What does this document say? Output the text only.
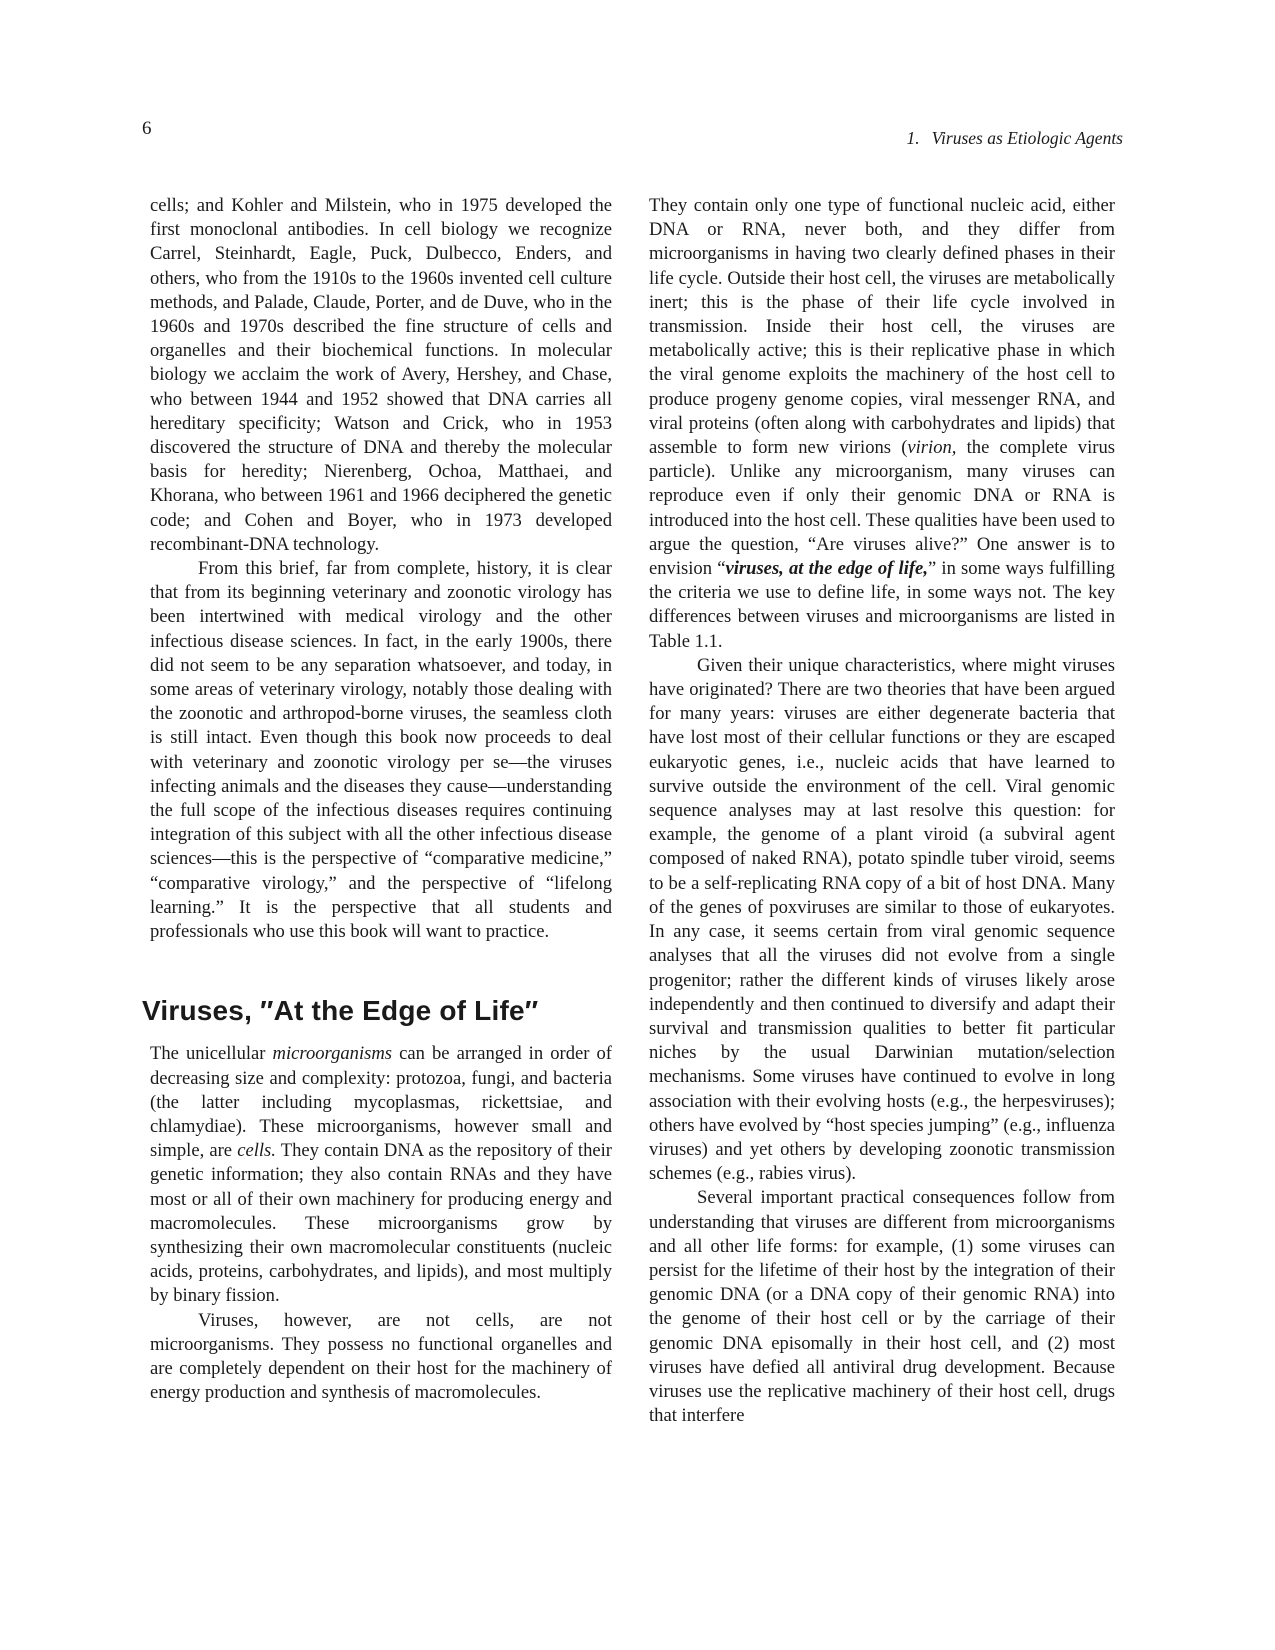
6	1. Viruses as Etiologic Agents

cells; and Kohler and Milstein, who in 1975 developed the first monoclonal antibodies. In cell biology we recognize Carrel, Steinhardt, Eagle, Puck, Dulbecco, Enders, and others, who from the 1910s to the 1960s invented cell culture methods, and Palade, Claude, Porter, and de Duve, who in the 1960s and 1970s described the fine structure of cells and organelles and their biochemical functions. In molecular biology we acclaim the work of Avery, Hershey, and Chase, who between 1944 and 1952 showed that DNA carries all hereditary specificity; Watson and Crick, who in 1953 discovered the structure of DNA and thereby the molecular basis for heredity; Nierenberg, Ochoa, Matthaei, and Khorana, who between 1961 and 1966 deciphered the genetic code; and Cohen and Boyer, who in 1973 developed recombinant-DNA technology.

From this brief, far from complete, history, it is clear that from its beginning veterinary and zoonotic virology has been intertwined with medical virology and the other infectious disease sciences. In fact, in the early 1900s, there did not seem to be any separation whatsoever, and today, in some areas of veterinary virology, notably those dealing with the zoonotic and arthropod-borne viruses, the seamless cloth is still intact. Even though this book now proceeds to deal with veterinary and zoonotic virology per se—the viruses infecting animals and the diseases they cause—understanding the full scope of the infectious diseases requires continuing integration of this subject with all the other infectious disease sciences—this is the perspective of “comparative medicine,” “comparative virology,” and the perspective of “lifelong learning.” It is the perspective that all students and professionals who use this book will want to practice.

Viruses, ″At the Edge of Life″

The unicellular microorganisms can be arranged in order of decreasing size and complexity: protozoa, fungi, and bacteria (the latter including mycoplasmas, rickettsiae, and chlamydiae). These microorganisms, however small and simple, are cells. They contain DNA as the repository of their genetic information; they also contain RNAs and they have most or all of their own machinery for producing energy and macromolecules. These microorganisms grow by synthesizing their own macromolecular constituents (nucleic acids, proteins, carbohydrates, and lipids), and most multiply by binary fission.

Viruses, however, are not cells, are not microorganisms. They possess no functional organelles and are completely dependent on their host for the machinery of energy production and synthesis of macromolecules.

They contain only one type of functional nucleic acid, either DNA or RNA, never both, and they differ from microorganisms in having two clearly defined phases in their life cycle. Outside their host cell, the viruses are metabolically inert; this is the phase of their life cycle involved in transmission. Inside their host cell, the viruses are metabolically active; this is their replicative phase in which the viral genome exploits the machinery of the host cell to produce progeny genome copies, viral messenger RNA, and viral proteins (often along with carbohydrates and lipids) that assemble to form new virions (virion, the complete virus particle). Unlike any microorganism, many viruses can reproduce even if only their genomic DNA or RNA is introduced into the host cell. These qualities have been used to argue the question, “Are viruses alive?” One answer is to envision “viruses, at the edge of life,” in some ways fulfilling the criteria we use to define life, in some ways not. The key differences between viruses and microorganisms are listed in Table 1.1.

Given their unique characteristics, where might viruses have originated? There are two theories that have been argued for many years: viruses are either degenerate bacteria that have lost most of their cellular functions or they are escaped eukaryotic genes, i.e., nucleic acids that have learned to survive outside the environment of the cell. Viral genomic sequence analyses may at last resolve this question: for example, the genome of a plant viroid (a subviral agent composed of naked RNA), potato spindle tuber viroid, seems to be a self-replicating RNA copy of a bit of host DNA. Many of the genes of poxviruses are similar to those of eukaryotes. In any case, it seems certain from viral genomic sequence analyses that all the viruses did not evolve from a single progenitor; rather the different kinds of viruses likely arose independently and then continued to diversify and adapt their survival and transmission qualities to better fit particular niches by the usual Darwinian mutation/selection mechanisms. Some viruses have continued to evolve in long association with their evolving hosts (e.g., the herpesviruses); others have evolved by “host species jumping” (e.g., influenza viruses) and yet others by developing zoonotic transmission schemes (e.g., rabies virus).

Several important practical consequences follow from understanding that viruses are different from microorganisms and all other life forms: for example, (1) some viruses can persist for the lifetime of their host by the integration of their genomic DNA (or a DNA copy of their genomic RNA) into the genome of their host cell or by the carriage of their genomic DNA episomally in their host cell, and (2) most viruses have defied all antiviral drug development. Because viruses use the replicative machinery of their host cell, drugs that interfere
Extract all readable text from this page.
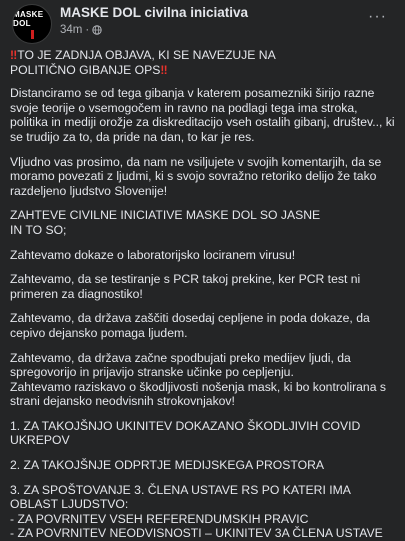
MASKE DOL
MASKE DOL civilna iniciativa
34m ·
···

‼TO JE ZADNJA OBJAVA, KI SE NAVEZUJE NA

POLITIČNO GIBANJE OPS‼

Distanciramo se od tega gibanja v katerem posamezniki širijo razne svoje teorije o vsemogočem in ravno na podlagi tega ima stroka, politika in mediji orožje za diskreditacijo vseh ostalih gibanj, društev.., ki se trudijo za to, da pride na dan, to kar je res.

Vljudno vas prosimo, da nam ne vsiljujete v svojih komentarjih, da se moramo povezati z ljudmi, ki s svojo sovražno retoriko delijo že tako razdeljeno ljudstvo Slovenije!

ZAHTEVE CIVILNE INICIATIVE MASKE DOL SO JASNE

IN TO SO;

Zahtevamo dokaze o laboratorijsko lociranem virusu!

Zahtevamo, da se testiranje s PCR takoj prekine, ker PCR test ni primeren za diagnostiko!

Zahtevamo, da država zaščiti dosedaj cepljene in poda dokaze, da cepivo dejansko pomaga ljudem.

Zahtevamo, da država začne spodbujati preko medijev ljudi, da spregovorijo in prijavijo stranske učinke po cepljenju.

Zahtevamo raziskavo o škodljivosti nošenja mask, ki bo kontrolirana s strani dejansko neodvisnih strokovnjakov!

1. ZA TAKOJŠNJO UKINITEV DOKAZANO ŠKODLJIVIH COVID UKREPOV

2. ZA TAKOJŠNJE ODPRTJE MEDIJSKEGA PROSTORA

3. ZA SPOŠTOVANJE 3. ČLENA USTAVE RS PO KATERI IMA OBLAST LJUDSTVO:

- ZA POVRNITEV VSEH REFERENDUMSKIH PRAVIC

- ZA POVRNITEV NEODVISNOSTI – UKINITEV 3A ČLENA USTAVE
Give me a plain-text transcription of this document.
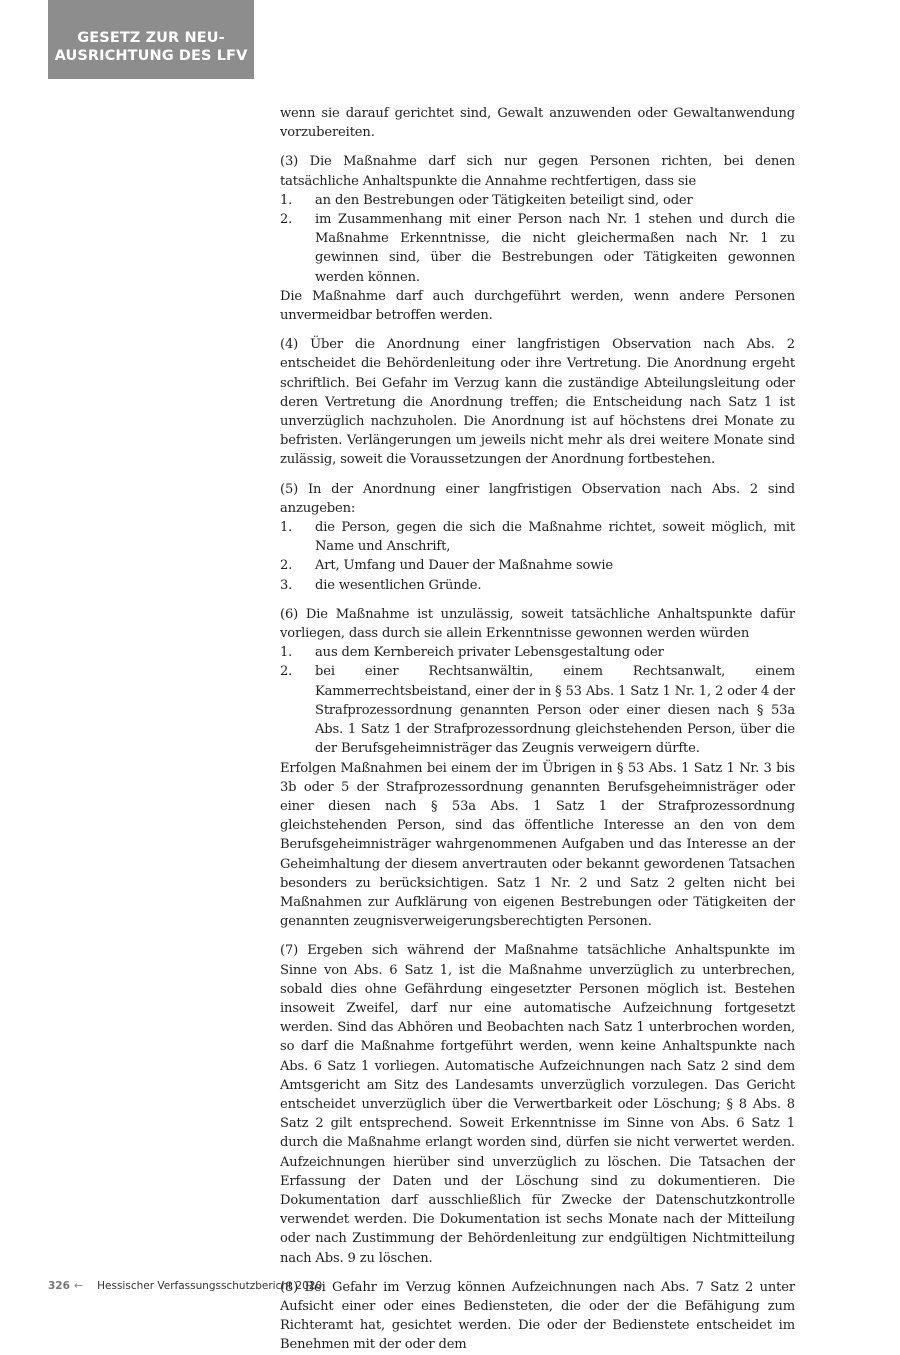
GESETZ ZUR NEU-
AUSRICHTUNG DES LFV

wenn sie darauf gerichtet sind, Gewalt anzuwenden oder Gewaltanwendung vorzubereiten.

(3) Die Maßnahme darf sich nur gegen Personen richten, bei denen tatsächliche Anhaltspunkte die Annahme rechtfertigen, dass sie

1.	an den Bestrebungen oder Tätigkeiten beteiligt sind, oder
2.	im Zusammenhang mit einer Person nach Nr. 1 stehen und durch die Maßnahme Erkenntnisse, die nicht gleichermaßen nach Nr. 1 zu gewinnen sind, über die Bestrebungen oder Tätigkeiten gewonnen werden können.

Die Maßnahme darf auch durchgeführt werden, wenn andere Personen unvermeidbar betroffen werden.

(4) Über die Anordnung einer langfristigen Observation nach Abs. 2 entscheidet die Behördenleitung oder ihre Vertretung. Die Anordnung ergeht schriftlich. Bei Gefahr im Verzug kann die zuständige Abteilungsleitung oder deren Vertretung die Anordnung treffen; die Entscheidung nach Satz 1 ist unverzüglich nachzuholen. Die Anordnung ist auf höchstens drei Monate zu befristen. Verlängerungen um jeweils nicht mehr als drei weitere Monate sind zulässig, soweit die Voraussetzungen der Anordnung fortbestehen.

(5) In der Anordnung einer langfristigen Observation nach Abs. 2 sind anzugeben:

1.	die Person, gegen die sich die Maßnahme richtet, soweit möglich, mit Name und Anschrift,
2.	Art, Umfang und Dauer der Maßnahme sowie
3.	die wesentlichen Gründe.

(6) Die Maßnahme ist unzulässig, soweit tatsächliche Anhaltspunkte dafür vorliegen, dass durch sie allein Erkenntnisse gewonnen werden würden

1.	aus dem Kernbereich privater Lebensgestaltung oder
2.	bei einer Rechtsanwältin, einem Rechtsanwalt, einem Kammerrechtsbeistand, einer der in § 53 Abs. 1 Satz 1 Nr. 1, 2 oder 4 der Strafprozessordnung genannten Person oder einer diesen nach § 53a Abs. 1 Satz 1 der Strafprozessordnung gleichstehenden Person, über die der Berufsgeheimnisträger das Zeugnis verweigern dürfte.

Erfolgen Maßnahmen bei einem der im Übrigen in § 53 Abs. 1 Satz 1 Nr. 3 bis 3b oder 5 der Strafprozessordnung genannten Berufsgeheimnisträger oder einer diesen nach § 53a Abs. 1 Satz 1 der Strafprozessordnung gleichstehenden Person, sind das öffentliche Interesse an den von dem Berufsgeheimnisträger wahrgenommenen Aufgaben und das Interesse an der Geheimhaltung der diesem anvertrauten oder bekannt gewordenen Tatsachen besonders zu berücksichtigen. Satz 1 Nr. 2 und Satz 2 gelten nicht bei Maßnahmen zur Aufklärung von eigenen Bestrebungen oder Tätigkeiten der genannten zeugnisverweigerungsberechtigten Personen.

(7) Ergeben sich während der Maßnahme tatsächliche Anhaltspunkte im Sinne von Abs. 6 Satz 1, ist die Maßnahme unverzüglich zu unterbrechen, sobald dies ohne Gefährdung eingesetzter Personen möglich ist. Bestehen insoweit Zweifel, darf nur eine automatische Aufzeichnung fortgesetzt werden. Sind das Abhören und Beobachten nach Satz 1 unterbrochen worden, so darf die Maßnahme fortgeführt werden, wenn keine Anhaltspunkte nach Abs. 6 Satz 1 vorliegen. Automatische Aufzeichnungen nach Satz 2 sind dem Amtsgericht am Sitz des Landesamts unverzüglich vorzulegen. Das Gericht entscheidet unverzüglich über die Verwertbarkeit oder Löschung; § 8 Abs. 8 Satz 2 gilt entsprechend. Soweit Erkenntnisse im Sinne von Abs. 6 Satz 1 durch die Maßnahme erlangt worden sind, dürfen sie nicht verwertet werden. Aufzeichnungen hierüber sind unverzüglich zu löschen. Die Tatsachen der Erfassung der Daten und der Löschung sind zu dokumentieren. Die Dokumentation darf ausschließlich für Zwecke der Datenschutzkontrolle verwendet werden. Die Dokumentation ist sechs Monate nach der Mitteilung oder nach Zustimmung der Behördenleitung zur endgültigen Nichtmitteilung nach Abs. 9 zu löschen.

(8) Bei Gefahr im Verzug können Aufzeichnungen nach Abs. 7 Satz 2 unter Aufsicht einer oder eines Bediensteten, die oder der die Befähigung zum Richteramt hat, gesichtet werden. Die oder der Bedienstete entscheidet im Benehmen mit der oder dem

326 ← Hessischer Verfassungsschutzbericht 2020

- Task instructions -
Report how many lines in the data include the string "Anordnung", giving nothing but that number.

- Written solution -
2